-- Exercise input --
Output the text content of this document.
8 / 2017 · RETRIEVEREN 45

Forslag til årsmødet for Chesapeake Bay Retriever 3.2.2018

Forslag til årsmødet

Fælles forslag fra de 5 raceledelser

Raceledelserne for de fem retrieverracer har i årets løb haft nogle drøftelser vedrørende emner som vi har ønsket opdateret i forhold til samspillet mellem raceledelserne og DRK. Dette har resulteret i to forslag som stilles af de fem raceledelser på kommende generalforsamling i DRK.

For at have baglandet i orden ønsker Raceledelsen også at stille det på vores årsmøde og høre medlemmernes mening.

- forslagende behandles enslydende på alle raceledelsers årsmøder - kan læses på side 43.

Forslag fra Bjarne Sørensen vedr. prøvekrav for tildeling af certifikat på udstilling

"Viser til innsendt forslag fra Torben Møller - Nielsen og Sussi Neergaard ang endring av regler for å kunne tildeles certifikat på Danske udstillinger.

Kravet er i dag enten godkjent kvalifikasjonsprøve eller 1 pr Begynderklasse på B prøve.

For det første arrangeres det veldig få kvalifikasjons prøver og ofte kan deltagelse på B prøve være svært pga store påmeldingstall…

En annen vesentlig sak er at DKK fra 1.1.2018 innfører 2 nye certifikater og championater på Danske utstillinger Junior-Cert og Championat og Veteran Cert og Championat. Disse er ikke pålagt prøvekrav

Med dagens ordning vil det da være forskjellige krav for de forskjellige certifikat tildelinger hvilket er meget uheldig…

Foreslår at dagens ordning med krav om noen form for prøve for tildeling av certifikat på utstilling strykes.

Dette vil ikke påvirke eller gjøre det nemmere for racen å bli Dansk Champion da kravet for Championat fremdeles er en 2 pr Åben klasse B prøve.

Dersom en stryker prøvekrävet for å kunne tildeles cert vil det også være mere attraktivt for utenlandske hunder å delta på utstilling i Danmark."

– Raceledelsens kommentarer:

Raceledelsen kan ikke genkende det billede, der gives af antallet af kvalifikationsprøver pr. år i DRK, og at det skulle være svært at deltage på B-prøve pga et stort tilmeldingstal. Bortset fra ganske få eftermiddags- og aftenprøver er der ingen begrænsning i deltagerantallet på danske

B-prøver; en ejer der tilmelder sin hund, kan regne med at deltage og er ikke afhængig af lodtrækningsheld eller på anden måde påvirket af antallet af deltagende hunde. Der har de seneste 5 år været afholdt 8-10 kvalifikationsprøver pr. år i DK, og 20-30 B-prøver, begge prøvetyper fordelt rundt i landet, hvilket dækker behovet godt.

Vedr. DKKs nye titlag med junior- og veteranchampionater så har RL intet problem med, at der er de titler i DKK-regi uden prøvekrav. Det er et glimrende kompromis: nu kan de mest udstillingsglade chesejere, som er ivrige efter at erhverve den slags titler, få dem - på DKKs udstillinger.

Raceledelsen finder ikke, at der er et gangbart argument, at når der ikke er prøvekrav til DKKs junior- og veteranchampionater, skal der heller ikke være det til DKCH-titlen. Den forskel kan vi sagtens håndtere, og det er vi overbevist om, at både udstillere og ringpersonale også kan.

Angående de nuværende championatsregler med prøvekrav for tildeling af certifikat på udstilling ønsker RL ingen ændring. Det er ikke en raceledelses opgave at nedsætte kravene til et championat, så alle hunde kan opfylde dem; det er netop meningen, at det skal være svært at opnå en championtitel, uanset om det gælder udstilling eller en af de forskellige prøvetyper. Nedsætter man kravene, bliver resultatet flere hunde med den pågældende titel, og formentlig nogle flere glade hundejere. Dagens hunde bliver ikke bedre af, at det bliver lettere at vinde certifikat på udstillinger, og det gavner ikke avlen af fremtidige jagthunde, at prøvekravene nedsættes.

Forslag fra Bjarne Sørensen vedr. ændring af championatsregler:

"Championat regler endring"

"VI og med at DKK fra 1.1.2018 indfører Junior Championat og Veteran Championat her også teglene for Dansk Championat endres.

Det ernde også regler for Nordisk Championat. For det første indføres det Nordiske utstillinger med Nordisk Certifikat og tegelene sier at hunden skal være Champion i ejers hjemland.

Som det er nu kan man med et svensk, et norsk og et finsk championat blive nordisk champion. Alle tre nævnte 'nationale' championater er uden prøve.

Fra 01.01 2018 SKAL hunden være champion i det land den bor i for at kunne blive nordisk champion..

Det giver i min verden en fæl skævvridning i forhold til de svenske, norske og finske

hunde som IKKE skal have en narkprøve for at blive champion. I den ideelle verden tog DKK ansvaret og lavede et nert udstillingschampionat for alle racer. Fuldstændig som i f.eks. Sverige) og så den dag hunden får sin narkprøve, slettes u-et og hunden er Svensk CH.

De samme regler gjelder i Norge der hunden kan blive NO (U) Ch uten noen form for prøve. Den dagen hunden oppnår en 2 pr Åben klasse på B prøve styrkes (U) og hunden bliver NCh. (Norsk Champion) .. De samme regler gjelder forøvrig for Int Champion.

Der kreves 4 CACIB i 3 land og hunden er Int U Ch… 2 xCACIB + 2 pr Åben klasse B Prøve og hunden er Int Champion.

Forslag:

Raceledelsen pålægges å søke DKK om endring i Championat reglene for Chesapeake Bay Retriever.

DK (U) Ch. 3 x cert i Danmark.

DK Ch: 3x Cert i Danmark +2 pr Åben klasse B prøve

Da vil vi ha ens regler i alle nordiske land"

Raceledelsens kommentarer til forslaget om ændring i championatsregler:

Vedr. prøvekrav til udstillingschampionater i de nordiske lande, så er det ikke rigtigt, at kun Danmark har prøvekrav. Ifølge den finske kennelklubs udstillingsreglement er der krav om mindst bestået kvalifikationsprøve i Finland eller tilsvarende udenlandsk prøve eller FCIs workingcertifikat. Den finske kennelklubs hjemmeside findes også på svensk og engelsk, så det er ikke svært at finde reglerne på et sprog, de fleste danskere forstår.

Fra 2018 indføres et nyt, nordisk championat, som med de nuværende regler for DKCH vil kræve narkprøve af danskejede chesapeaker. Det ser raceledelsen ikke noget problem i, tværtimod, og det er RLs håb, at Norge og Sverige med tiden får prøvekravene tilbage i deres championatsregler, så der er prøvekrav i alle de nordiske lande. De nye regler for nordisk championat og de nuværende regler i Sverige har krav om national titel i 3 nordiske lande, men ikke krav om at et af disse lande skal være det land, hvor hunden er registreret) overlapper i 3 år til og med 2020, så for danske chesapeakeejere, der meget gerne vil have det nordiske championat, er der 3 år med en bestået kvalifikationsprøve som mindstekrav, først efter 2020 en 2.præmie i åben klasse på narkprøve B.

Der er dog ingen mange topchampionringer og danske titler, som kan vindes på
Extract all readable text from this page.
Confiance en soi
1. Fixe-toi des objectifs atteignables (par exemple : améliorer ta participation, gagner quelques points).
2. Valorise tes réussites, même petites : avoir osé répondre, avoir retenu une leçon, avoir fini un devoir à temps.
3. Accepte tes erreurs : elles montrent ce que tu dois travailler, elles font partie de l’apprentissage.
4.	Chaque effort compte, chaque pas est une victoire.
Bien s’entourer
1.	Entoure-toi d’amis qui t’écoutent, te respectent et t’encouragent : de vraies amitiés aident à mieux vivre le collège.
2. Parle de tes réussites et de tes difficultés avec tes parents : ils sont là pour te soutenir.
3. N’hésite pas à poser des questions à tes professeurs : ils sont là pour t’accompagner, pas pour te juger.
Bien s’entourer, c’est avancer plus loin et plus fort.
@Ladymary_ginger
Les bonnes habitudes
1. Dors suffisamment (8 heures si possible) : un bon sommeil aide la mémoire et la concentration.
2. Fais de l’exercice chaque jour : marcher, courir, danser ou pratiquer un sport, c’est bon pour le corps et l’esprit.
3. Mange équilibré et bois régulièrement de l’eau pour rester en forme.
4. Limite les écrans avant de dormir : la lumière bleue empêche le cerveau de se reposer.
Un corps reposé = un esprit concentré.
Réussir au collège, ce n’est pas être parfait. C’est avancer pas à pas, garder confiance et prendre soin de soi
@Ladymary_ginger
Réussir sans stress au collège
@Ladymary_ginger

-- Task instructions --
Pick out the lines above containing the word "årsmødet", then copy them.

-- Worked answer --
Forslag til årsmødet for Chesapeake Bay Retriever 3.2.2018
Forslag til årsmødet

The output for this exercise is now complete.